_AIM:_
From the entries below, gather every line containing the string "Tournaments".

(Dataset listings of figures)
********

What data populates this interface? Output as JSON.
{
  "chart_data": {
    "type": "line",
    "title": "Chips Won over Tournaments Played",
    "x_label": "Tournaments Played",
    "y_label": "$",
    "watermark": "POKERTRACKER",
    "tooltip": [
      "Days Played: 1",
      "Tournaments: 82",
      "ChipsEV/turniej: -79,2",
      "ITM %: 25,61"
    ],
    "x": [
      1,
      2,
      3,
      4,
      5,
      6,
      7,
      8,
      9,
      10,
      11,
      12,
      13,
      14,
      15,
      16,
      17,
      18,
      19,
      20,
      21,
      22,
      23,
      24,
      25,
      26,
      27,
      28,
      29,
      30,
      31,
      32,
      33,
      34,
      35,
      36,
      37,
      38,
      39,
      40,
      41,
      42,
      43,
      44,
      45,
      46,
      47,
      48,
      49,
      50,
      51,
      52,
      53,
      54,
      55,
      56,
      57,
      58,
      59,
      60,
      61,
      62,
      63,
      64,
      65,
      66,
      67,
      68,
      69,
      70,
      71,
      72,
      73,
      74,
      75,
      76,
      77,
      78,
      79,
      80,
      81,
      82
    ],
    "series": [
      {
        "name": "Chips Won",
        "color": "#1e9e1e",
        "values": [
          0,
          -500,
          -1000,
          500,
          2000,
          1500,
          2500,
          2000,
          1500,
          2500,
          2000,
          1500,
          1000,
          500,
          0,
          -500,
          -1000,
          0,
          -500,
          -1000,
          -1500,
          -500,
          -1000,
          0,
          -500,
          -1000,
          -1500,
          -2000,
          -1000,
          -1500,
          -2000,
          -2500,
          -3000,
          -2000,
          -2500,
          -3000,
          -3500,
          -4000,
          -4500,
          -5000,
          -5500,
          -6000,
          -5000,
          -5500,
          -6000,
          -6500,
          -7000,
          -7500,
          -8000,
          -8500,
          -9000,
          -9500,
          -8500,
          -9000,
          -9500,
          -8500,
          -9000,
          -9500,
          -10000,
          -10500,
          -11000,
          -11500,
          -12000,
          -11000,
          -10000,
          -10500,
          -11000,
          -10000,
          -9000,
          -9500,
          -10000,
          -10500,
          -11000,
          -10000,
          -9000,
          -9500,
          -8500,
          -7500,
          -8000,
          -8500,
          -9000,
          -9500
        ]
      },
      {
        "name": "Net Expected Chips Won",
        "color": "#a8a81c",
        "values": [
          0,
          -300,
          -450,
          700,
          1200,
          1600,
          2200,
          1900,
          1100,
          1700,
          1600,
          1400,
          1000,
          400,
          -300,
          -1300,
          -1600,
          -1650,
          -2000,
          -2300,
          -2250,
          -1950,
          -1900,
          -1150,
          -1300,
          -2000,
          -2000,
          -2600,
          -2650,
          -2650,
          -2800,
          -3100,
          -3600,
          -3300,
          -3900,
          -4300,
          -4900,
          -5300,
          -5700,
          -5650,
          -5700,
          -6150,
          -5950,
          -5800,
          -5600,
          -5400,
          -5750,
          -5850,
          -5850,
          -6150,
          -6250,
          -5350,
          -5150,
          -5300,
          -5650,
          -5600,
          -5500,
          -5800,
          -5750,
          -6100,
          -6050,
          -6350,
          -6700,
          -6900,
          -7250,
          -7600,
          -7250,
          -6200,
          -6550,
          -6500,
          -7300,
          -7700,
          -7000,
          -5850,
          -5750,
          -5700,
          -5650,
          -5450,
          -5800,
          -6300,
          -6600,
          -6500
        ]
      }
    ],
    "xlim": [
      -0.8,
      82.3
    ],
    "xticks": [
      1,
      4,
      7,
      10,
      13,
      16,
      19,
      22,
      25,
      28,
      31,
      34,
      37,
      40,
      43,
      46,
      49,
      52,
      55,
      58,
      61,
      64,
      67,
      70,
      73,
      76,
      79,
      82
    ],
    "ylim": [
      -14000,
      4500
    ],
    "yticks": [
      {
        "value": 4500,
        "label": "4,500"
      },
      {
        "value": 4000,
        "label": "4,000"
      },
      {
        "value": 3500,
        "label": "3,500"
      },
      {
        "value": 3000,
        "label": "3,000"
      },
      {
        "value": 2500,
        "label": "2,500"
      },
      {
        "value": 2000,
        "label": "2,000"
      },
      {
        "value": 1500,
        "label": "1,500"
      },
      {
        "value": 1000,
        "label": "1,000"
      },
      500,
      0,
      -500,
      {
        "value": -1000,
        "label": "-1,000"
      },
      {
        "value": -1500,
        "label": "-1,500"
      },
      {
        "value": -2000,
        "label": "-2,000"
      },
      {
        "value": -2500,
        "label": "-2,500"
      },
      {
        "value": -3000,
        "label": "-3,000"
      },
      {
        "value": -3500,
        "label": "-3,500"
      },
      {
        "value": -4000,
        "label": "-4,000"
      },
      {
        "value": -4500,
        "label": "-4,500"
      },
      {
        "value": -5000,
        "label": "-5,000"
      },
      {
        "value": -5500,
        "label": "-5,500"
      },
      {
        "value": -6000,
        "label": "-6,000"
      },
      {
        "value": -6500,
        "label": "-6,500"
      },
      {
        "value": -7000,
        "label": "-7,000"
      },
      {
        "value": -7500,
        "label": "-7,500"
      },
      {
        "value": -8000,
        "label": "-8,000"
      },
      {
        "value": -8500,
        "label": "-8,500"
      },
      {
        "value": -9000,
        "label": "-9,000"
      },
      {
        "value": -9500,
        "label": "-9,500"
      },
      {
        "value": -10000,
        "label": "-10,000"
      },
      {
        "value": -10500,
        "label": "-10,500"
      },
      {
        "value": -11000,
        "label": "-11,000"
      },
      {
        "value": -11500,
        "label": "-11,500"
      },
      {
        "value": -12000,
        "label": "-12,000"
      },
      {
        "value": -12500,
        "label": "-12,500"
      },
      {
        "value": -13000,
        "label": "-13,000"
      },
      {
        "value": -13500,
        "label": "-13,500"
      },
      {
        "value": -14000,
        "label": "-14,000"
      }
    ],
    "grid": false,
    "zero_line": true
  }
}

********

_THE RESULT:_
    "title": "Chips Won over Tournaments Played",
    "x_label": "Tournaments Played",
      "Tournaments: 82",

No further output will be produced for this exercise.